* EXERCISE BRIEF: Set down all of the data exactly as it appears.
──────────
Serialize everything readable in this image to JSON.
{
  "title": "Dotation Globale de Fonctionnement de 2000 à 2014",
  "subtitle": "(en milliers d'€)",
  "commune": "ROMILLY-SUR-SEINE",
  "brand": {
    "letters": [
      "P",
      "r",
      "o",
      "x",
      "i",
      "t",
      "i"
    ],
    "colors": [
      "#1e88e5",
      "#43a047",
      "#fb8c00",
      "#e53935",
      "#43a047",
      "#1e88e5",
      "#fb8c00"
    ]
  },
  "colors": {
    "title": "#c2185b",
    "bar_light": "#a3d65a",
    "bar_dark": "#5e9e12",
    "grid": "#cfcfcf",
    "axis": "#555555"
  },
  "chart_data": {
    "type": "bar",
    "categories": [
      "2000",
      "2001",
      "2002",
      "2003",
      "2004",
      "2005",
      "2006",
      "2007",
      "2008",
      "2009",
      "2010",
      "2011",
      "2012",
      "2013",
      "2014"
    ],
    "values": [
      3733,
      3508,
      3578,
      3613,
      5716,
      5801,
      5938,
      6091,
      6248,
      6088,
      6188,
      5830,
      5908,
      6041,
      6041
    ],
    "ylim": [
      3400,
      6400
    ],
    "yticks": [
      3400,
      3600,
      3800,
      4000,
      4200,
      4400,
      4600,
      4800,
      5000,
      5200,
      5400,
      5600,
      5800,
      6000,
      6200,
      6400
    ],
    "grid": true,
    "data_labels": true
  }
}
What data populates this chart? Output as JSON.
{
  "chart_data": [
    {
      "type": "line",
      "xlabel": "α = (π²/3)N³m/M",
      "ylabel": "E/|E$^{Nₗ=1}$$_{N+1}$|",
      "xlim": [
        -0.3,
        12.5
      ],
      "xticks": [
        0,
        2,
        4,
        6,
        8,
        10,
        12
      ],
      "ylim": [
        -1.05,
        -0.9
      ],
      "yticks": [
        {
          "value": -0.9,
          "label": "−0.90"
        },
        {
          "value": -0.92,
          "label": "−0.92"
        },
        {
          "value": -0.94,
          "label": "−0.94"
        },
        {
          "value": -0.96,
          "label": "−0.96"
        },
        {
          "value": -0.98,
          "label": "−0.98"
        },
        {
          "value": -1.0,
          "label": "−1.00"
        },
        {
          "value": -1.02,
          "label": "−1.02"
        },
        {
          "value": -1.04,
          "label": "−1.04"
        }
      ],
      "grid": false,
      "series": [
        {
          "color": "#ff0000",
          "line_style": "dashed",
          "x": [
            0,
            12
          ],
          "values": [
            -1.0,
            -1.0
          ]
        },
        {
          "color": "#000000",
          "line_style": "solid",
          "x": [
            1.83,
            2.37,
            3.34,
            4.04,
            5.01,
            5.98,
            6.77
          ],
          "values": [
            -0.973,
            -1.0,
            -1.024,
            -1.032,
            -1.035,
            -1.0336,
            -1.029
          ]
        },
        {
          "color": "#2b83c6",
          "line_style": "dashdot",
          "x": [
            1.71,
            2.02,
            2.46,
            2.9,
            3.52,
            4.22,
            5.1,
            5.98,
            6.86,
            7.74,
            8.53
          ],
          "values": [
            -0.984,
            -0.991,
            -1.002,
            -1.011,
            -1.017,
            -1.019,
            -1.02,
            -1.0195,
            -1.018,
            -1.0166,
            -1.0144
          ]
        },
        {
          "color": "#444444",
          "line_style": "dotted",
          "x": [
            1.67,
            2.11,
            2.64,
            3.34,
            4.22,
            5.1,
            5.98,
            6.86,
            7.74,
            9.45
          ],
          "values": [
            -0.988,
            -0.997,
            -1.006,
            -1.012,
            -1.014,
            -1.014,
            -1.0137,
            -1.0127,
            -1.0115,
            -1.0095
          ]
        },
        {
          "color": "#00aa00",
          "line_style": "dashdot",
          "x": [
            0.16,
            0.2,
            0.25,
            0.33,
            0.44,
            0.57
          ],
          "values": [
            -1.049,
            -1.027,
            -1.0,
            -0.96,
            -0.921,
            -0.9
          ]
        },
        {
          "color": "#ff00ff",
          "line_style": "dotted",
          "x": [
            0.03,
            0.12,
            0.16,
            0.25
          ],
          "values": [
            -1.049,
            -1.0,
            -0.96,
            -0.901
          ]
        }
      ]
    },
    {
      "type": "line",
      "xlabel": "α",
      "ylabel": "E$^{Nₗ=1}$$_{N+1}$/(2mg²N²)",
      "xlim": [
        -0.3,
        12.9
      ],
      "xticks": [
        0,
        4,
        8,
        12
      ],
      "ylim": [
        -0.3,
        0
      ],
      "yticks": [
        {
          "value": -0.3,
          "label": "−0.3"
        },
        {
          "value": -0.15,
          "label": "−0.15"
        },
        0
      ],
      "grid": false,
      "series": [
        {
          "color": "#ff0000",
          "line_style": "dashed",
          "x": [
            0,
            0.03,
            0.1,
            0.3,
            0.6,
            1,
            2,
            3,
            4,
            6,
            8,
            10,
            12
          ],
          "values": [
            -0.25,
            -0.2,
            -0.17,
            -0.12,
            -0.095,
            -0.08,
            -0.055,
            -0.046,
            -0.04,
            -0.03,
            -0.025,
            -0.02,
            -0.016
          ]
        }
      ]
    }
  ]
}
──────────
* RESULT:
Serialize everything readable in this image to JSON.
{
  "title": "Dotation Globale de Fonctionnement de 2000 à 2014",
  "subtitle": "(en milliers d'€)",
  "commune": "ROMILLY-SUR-SEINE",
  "brand": {
    "letters": [
      "P",
      "r",
      "o",
      "x",
      "i",
      "t",
      "i"
    ],
    "colors": [
      "#1e88e5",
      "#43a047",
      "#fb8c00",
      "#e53935",
      "#43a047",
      "#1e88e5",
      "#fb8c00"
    ]
  },
  "colors": {
    "title": "#c2185b",
    "bar_light": "#a3d65a",
    "bar_dark": "#5e9e12",
    "grid": "#cfcfcf",
    "axis": "#555555"
  },
  "chart_data": {
    "type": "bar",
    "categories": [
      "2000",
      "2001",
      "2002",
      "2003",
      "2004",
      "2005",
      "2006",
      "2007",
      "2008",
      "2009",
      "2010",
      "2011",
      "2012",
      "2013",
      "2014"
    ],
    "values": [
      3733,
      3508,
      3578,
      3613,
      5716,
      5801,
      5938,
      6091,
      6248,
      6088,
      6188,
      5830,
      5908,
      6041,
      6041
    ],
    "ylim": [
      3400,
      6400
    ],
    "yticks": [
      3400,
      3600,
      3800,
      4000,
      4200,
      4400,
      4600,
      4800,
      5000,
      5200,
      5400,
      5600,
      5800,
      6000,
      6200,
      6400
    ],
    "grid": true,
    "data_labels": true
  }
}
What data populates this chart? Output as JSON.
{
  "chart_data": [
    {
      "type": "line",
      "xlabel": "α = (π²/3)N³m/M",
      "ylabel": "E/|E$^{Nₗ=1}$$_{N+1}$|",
      "xlim": [
        -0.3,
        12.5
      ],
      "xticks": [
        0,
        2,
        4,
        6,
        8,
        10,
        12
      ],
      "ylim": [
        -1.05,
        -0.9
      ],
      "yticks": [
        {
          "value": -0.9,
          "label": "−0.90"
        },
        {
          "value": -0.92,
          "label": "−0.92"
        },
        {
          "value": -0.94,
          "label": "−0.94"
        },
        {
          "value": -0.96,
          "label": "−0.96"
        },
        {
          "value": -0.98,
          "label": "−0.98"
        },
        {
          "value": -1.0,
          "label": "−1.00"
        },
        {
          "value": -1.02,
          "label": "−1.02"
        },
        {
          "value": -1.04,
          "label": "−1.04"
        }
      ],
      "grid": false,
      "series": [
        {
          "color": "#ff0000",
          "line_style": "dashed",
          "x": [
            0,
            12
          ],
          "values": [
            -1.0,
            -1.0
          ]
        },
        {
          "color": "#000000",
          "line_style": "solid",
          "x": [
            1.83,
            2.37,
            3.34,
            4.04,
            5.01,
            5.98,
            6.77
          ],
          "values": [
            -0.973,
            -1.0,
            -1.024,
            -1.032,
            -1.035,
            -1.0336,
            -1.029
          ]
        },
        {
          "color": "#2b83c6",
          "line_style": "dashdot",
          "x": [
            1.71,
            2.02,
            2.46,
            2.9,
            3.52,
            4.22,
            5.1,
            5.98,
            6.86,
            7.74,
            8.53
          ],
          "values": [
            -0.984,
            -0.991,
            -1.002,
            -1.011,
            -1.017,
            -1.019,
            -1.02,
            -1.0195,
            -1.018,
            -1.0166,
            -1.0144
          ]
        },
        {
          "color": "#444444",
          "line_style": "dotted",
          "x": [
            1.67,
            2.11,
            2.64,
            3.34,
            4.22,
            5.1,
            5.98,
            6.86,
            7.74,
            9.45
          ],
          "values": [
            -0.988,
            -0.997,
            -1.006,
            -1.012,
            -1.014,
            -1.014,
            -1.0137,
            -1.0127,
            -1.0115,
            -1.0095
          ]
        },
        {
          "color": "#00aa00",
          "line_style": "dashdot",
          "x": [
            0.16,
            0.2,
            0.25,
            0.33,
            0.44,
            0.57
          ],
          "values": [
            -1.049,
            -1.027,
            -1.0,
            -0.96,
            -0.921,
            -0.9
          ]
        },
        {
          "color": "#ff00ff",
          "line_style": "dotted",
          "x": [
            0.03,
            0.12,
            0.16,
            0.25
          ],
          "values": [
            -1.049,
            -1.0,
            -0.96,
            -0.901
          ]
        }
      ]
    },
    {
      "type": "line",
      "xlabel": "α",
      "ylabel": "E$^{Nₗ=1}$$_{N+1}$/(2mg²N²)",
      "xlim": [
        -0.3,
        12.9
      ],
      "xticks": [
        0,
        4,
        8,
        12
      ],
      "ylim": [
        -0.3,
        0
      ],
      "yticks": [
        {
          "value": -0.3,
          "label": "−0.3"
        },
        {
          "value": -0.15,
          "label": "−0.15"
        },
        0
      ],
      "grid": false,
      "series": [
        {
          "color": "#ff0000",
          "line_style": "dashed",
          "x": [
            0,
            0.03,
            0.1,
            0.3,
            0.6,
            1,
            2,
            3,
            4,
            6,
            8,
            10,
            12
          ],
          "values": [
            -0.25,
            -0.2,
            -0.17,
            -0.12,
            -0.095,
            -0.08,
            -0.055,
            -0.046,
            -0.04,
            -0.03,
            -0.025,
            -0.02,
            -0.016
          ]
        }
      ]
    }
  ]
}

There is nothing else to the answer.